- **DATA SUPPLIED**:
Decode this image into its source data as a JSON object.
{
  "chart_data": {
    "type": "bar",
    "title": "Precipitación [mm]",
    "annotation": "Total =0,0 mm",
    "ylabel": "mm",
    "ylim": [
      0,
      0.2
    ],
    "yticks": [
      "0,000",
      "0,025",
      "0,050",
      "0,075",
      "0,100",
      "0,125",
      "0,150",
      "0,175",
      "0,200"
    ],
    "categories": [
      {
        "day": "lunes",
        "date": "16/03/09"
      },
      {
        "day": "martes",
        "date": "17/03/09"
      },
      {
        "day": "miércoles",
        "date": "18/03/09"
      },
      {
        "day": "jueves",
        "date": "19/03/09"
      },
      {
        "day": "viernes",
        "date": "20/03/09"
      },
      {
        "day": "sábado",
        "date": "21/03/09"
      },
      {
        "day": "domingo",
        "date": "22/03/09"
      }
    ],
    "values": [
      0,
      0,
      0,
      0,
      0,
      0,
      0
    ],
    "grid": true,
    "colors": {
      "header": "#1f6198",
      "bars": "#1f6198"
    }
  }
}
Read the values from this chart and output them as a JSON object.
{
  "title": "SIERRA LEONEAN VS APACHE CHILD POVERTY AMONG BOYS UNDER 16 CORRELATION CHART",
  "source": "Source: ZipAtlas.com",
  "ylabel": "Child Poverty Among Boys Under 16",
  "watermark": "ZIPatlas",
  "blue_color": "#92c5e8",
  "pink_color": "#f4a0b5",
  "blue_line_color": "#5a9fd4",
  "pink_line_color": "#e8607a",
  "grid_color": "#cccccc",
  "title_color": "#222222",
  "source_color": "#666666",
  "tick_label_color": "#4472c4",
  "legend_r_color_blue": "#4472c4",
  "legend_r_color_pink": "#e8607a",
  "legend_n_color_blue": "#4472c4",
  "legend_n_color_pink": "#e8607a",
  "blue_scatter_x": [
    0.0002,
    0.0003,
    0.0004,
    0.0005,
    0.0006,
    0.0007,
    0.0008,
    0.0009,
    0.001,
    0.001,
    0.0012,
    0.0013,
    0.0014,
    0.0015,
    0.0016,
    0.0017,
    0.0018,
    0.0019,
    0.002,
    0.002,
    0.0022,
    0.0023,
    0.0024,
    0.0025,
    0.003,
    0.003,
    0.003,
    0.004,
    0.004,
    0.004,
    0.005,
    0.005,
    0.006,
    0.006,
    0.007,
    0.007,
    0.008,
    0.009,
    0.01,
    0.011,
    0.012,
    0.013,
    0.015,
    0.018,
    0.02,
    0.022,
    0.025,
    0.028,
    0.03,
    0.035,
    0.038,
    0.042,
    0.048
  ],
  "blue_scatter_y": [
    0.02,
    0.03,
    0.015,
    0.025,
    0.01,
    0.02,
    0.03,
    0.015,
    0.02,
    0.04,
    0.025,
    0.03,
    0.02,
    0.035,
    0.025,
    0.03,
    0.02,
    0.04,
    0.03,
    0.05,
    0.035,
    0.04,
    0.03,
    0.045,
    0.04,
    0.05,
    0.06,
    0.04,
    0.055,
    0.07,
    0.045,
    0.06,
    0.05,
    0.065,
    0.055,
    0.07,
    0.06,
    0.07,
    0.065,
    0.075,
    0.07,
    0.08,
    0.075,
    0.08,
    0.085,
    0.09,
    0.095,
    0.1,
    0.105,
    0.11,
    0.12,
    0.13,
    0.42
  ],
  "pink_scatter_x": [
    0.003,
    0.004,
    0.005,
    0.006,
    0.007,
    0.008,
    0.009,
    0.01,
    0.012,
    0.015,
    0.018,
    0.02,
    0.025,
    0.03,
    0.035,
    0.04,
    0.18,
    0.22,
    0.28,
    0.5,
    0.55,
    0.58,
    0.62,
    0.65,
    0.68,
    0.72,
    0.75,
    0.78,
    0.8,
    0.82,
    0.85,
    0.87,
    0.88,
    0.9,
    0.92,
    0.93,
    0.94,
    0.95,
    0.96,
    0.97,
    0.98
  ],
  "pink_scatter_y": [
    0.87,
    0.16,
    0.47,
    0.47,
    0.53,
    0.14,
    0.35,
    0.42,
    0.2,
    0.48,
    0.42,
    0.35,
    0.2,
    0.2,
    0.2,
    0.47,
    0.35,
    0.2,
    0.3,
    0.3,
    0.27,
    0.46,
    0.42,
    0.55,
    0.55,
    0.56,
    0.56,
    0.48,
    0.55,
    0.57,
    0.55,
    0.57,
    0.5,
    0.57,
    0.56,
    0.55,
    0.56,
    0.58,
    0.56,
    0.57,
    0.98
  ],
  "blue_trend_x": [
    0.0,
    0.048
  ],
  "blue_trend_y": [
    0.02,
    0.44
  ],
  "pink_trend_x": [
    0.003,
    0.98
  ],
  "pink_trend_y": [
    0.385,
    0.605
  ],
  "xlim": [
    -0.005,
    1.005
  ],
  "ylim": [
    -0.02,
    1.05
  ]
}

- **EXERCISE**:
Write out every entry again exactly, please, with nothing missing.

- **THE RESULT**:
Decode this image into its source data as a JSON object.
{
  "chart_data": {
    "type": "bar",
    "title": "Precipitación [mm]",
    "annotation": "Total =0,0 mm",
    "ylabel": "mm",
    "ylim": [
      0,
      0.2
    ],
    "yticks": [
      "0,000",
      "0,025",
      "0,050",
      "0,075",
      "0,100",
      "0,125",
      "0,150",
      "0,175",
      "0,200"
    ],
    "categories": [
      {
        "day": "lunes",
        "date": "16/03/09"
      },
      {
        "day": "martes",
        "date": "17/03/09"
      },
      {
        "day": "miércoles",
        "date": "18/03/09"
      },
      {
        "day": "jueves",
        "date": "19/03/09"
      },
      {
        "day": "viernes",
        "date": "20/03/09"
      },
      {
        "day": "sábado",
        "date": "21/03/09"
      },
      {
        "day": "domingo",
        "date": "22/03/09"
      }
    ],
    "values": [
      0,
      0,
      0,
      0,
      0,
      0,
      0
    ],
    "grid": true,
    "colors": {
      "header": "#1f6198",
      "bars": "#1f6198"
    }
  }
}
Read the values from this chart and output them as a JSON object.
{
  "title": "SIERRA LEONEAN VS APACHE CHILD POVERTY AMONG BOYS UNDER 16 CORRELATION CHART",
  "source": "Source: ZipAtlas.com",
  "ylabel": "Child Poverty Among Boys Under 16",
  "watermark": "ZIPatlas",
  "blue_color": "#92c5e8",
  "pink_color": "#f4a0b5",
  "blue_line_color": "#5a9fd4",
  "pink_line_color": "#e8607a",
  "grid_color": "#cccccc",
  "title_color": "#222222",
  "source_color": "#666666",
  "tick_label_color": "#4472c4",
  "legend_r_color_blue": "#4472c4",
  "legend_r_color_pink": "#e8607a",
  "legend_n_color_blue": "#4472c4",
  "legend_n_color_pink": "#e8607a",
  "blue_scatter_x": [
    0.0002,
    0.0003,
    0.0004,
    0.0005,
    0.0006,
    0.0007,
    0.0008,
    0.0009,
    0.001,
    0.001,
    0.0012,
    0.0013,
    0.0014,
    0.0015,
    0.0016,
    0.0017,
    0.0018,
    0.0019,
    0.002,
    0.002,
    0.0022,
    0.0023,
    0.0024,
    0.0025,
    0.003,
    0.003,
    0.003,
    0.004,
    0.004,
    0.004,
    0.005,
    0.005,
    0.006,
    0.006,
    0.007,
    0.007,
    0.008,
    0.009,
    0.01,
    0.011,
    0.012,
    0.013,
    0.015,
    0.018,
    0.02,
    0.022,
    0.025,
    0.028,
    0.03,
    0.035,
    0.038,
    0.042,
    0.048
  ],
  "blue_scatter_y": [
    0.02,
    0.03,
    0.015,
    0.025,
    0.01,
    0.02,
    0.03,
    0.015,
    0.02,
    0.04,
    0.025,
    0.03,
    0.02,
    0.035,
    0.025,
    0.03,
    0.02,
    0.04,
    0.03,
    0.05,
    0.035,
    0.04,
    0.03,
    0.045,
    0.04,
    0.05,
    0.06,
    0.04,
    0.055,
    0.07,
    0.045,
    0.06,
    0.05,
    0.065,
    0.055,
    0.07,
    0.06,
    0.07,
    0.065,
    0.075,
    0.07,
    0.08,
    0.075,
    0.08,
    0.085,
    0.09,
    0.095,
    0.1,
    0.105,
    0.11,
    0.12,
    0.13,
    0.42
  ],
  "pink_scatter_x": [
    0.003,
    0.004,
    0.005,
    0.006,
    0.007,
    0.008,
    0.009,
    0.01,
    0.012,
    0.015,
    0.018,
    0.02,
    0.025,
    0.03,
    0.035,
    0.04,
    0.18,
    0.22,
    0.28,
    0.5,
    0.55,
    0.58,
    0.62,
    0.65,
    0.68,
    0.72,
    0.75,
    0.78,
    0.8,
    0.82,
    0.85,
    0.87,
    0.88,
    0.9,
    0.92,
    0.93,
    0.94,
    0.95,
    0.96,
    0.97,
    0.98
  ],
  "pink_scatter_y": [
    0.87,
    0.16,
    0.47,
    0.47,
    0.53,
    0.14,
    0.35,
    0.42,
    0.2,
    0.48,
    0.42,
    0.35,
    0.2,
    0.2,
    0.2,
    0.47,
    0.35,
    0.2,
    0.3,
    0.3,
    0.27,
    0.46,
    0.42,
    0.55,
    0.55,
    0.56,
    0.56,
    0.48,
    0.55,
    0.57,
    0.55,
    0.57,
    0.5,
    0.57,
    0.56,
    0.55,
    0.56,
    0.58,
    0.56,
    0.57,
    0.98
  ],
  "blue_trend_x": [
    0.0,
    0.048
  ],
  "blue_trend_y": [
    0.02,
    0.44
  ],
  "pink_trend_x": [
    0.003,
    0.98
  ],
  "pink_trend_y": [
    0.385,
    0.605
  ],
  "xlim": [
    -0.005,
    1.005
  ],
  "ylim": [
    -0.02,
    1.05
  ]
}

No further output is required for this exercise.